**Problem description:** Repeat the records verbatim and leave the pictures out of your copy.

Extracted data entries
####
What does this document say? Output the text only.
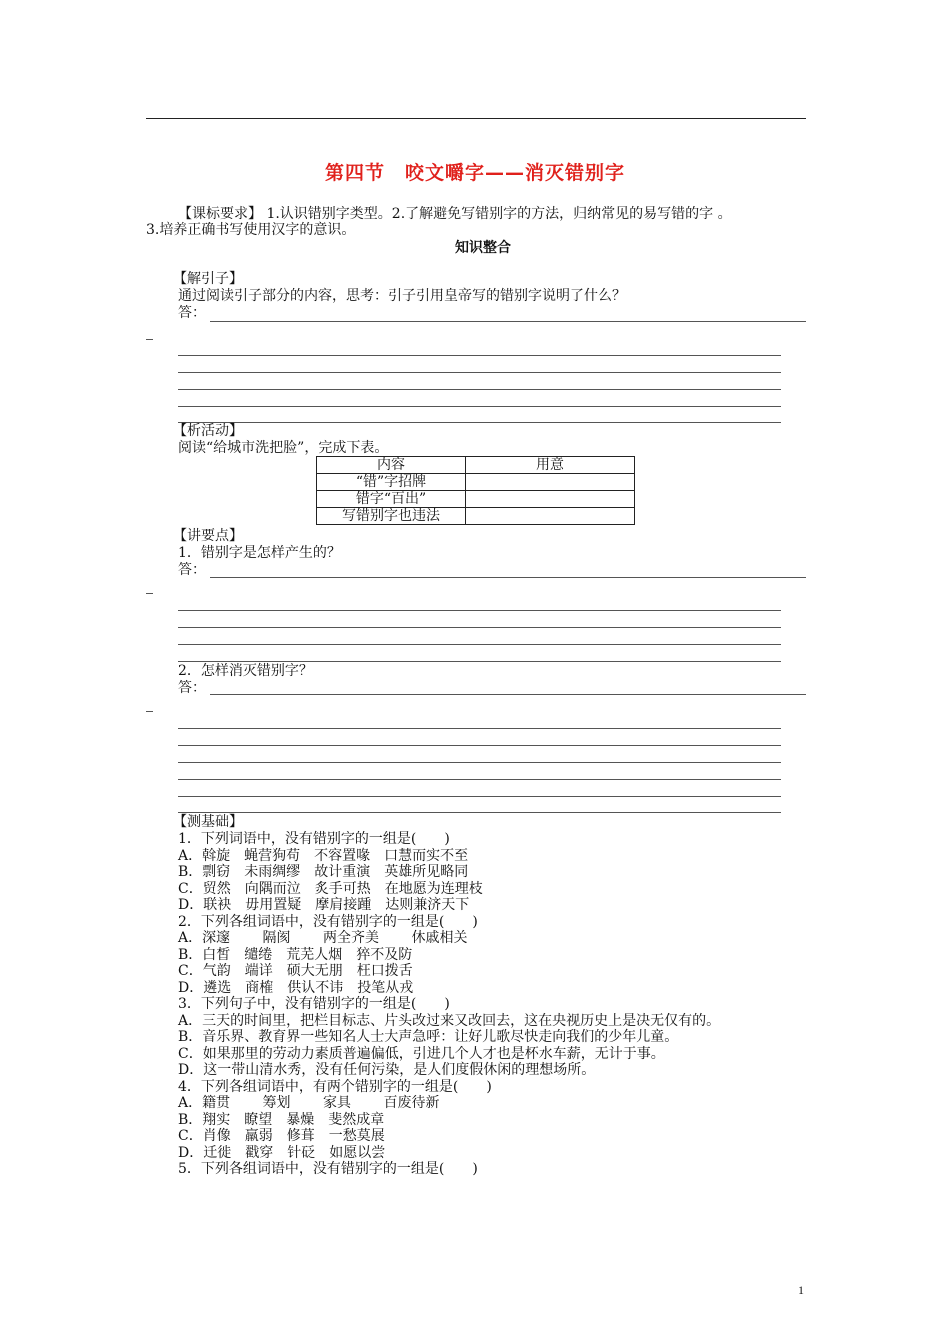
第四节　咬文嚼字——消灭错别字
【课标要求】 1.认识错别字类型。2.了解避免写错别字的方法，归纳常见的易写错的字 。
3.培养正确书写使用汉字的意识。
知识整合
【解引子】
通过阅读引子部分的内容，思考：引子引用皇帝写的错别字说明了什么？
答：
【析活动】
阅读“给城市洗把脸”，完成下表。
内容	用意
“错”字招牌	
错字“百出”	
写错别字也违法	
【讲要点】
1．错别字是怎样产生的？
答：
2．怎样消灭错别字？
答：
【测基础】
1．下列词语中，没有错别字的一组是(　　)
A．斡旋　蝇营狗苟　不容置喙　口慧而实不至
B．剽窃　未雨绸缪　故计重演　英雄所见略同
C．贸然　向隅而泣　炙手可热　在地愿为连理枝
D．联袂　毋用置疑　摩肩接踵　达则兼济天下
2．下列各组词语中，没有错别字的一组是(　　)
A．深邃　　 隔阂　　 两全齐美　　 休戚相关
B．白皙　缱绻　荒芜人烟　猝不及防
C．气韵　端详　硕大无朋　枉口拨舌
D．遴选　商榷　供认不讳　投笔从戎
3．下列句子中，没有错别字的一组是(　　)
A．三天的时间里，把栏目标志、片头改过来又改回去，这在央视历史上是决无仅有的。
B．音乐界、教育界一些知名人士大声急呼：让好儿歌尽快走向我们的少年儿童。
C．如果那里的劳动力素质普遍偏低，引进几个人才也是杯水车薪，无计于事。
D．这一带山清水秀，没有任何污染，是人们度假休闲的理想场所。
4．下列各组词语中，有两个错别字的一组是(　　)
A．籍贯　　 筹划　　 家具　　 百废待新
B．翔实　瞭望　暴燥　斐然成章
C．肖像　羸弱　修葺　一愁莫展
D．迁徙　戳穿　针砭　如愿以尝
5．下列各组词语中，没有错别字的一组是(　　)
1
####
**Problem solution:**
What does this document say? Output the text only.
第四节　咬文嚼字——消灭错别字
【课标要求】 1.认识错别字类型。2.了解避免写错别字的方法，归纳常见的易写错的字 。
3.培养正确书写使用汉字的意识。
知识整合
【解引子】
通过阅读引子部分的内容，思考：引子引用皇帝写的错别字说明了什么？
答：
【析活动】
阅读“给城市洗把脸”，完成下表。
内容	用意
“错”字招牌	
错字“百出”	
写错别字也违法	
【讲要点】
1．错别字是怎样产生的？
答：
2．怎样消灭错别字？
答：
【测基础】
1．下列词语中，没有错别字的一组是(　　)
A．斡旋　蝇营狗苟　不容置喙　口慧而实不至
B．剽窃　未雨绸缪　故计重演　英雄所见略同
C．贸然　向隅而泣　炙手可热　在地愿为连理枝
D．联袂　毋用置疑　摩肩接踵　达则兼济天下
2．下列各组词语中，没有错别字的一组是(　　)
A．深邃　　 隔阂　　 两全齐美　　 休戚相关
B．白皙　缱绻　荒芜人烟　猝不及防
C．气韵　端详　硕大无朋　枉口拨舌
D．遴选　商榷　供认不讳　投笔从戎
3．下列句子中，没有错别字的一组是(　　)
A．三天的时间里，把栏目标志、片头改过来又改回去，这在央视历史上是决无仅有的。
B．音乐界、教育界一些知名人士大声急呼：让好儿歌尽快走向我们的少年儿童。
C．如果那里的劳动力素质普遍偏低，引进几个人才也是杯水车薪，无计于事。
D．这一带山清水秀，没有任何污染，是人们度假休闲的理想场所。
4．下列各组词语中，有两个错别字的一组是(　　)
A．籍贯　　 筹划　　 家具　　 百废待新
B．翔实　瞭望　暴燥　斐然成章
C．肖像　羸弱　修葺　一愁莫展
D．迁徙　戳穿　针砭　如愿以尝
5．下列各组词语中，没有错别字的一组是(　　)
1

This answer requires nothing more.